Sender Policy Framework (SPF) is a security measure that is used against Email Spoofing attacks, as well as making sure that the emails are delivered to their recipient without spamming issues. Email Spoofing is an attack when the attacker uses a domain for sending forged messages to the recipients.
SPF record is a TXT record consisting of a list of authorized hosts/IP addresses, that are allowed to send email from a specific domain. Defining a SPF record is important; because if it is not defined in DNS management settings, email servers such as Gmail will put the sender domain of the emails in spammers’ list by default.
Steps to Define a SPF Record
⦁ Identify the email servers you would use to send email to your audiences. They could be any of the following:
⦁ A web server
⦁ Third-Party email services such as mailgun, Zoho, gsuite, …
⦁ Compile a list of the domains that are going to be used for sending emails. If you are an organization with a lot of domains, you probably are going to use some of the domains (active domains) for sending emails, and not the rest. It is important to define the SPF record for all of your domains even the ones that are not used for sending emails. Because the first thing that an attacker would do is to access the domains that are not used for sending emails, as they would assume that it is not secured using SPF records.
Defining a SPF Record
A SPF record is defined as a single text string, like:
v=spf1 ip4:x.x.x.x include:_spf.example.com ~all
It always starts with a v. v stands for version and indicates the used SPF version. So far the only available version for SPF, is SPFv1. The above record, provides several different mechanisms for matching. Normally, when none of the following characters are used, all these mechanisms are examined and applied.
⦁ +: indicates a PASS result. In other words, the address defined with this mechanism will be allowed to send emails. This is the default character that separates the mechanisms in a SPF record definition.
⦁ -: this character indicates a FAIL result. If it comes before a mechanism, the indicated address will not be authorized to send emails.
⦁ ~: the addresses that are matched with this mechanism, would be accepted but they will be tagged as non-compliant mail.
⦁ ?: will returns a NEUTRAL result, indicating that the message is not accepted (PASS) nor rejected (FAIL). The addresses of hosts that are matched with this mechanism are probably accepted.
The mechanisms that can be used to define a SPF record are:
⦁ ip4: this mechanism is used to specify the IP addresses that are authorized to send emails. If the email servers use IPv6 you can use ip6 instead of ip4.
⦁ include: using this mechanism you can specify email servers that are out of your control, but provide your email services. For example: include:_spf.google.com
⦁ all: this includes everything, and will match with all addresses and hosts. This is usually used at the end of the line to define a default result for all the IP addresses that would not match with previous mechanisms.
⦁ +all: means that any server can use your domain to send emails.
⦁ -all: when this is used at the end of a line that includes other mechanisms, it means that no other IP or host, other than the ones specified in the said line, is authorized to send emails. If this mechanism is used to define a SPF record by itself, no server will be authorized to send email.

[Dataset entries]

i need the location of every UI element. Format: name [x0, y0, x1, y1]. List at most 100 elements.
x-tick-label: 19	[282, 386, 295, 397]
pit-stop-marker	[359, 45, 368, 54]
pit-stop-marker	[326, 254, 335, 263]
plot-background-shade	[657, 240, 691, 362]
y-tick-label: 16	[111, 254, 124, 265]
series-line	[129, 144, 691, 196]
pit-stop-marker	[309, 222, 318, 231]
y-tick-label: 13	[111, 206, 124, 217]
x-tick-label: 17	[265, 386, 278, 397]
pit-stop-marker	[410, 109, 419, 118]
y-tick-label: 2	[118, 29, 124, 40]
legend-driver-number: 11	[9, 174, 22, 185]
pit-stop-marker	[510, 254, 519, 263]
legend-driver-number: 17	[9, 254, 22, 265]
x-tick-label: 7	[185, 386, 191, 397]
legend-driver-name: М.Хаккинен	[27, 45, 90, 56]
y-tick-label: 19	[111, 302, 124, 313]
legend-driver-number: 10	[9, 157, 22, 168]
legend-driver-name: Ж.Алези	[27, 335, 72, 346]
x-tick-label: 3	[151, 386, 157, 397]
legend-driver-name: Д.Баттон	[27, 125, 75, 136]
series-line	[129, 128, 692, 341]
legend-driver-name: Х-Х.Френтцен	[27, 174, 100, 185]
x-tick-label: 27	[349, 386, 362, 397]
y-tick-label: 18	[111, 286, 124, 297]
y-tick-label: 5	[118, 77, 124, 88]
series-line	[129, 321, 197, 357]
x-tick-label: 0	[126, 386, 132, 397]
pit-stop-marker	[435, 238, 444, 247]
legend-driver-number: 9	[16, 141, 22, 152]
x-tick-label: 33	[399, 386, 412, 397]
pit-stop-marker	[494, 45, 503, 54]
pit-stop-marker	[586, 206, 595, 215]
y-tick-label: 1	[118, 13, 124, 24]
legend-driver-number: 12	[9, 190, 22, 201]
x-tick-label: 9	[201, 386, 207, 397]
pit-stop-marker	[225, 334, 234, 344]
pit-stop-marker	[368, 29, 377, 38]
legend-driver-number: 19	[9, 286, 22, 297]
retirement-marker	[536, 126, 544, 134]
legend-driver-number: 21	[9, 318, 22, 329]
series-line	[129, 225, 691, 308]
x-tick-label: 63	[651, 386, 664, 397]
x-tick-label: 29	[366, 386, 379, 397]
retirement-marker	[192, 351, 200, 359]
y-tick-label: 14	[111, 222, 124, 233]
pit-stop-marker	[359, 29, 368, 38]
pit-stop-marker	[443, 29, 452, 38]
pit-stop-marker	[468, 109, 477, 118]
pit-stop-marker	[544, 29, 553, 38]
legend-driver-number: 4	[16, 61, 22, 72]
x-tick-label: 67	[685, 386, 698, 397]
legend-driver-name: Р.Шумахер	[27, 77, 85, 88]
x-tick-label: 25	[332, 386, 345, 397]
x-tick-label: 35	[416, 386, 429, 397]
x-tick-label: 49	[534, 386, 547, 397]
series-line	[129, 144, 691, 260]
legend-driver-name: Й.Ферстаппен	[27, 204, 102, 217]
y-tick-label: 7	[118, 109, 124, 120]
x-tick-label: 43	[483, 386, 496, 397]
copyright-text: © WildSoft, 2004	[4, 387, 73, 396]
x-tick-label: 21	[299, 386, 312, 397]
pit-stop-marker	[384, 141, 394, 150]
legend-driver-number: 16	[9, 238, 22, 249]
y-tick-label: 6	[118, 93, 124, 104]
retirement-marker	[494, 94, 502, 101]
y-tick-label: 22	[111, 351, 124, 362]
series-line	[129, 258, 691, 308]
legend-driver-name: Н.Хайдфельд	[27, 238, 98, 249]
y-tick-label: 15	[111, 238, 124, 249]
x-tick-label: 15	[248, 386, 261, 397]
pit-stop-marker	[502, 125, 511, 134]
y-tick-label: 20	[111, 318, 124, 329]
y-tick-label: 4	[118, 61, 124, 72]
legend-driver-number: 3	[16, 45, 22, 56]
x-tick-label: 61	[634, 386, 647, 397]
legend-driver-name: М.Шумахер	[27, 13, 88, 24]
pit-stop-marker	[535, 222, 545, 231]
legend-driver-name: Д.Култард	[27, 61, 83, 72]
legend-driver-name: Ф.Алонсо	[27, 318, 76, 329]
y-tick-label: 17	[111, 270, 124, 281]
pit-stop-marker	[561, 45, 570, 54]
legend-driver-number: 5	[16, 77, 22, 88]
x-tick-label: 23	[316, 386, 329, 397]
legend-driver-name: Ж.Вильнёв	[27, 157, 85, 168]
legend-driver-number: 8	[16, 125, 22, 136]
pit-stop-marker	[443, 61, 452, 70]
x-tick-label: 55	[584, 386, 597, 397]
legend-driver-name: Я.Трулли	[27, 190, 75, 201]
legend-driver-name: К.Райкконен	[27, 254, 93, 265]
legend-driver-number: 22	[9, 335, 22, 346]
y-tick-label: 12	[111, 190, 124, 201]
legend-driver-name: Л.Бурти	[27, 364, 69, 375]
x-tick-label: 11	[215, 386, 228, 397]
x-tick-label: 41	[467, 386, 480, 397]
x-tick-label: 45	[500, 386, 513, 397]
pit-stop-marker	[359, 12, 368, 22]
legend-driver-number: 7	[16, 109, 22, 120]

Tasks to carry out
a: List each character that the SPF text says can come before a mechanism, together with the result it indicates.
b: Answer these questions from the SPF text, one answer per line.
(i) What type of record is an SPF record?
(ii) What does the letter v at the start of an SPF record stand for?
(iii) What can be used instead of ip4 if the email servers use IPv6?
c: Print a passage of the SPF text word for word. Begin at the words "The mechanisms that" and stop after "instead of ip4.".
Answer from the SPF text only.

Answers in order
a:
+: PASS
-: FAIL
~: accepted but tagged as non-compliant mail
?: NEUTRAL

b:
(i) A TXT record
(ii) Version
(iii) ip6

c:
The mechanisms that can be used to define a SPF record are:
⦁ ip4: this mechanism is used to specify the IP addresses that are authorized to send emails. If the email servers use IPv6 you can use ip6 instead of ip4.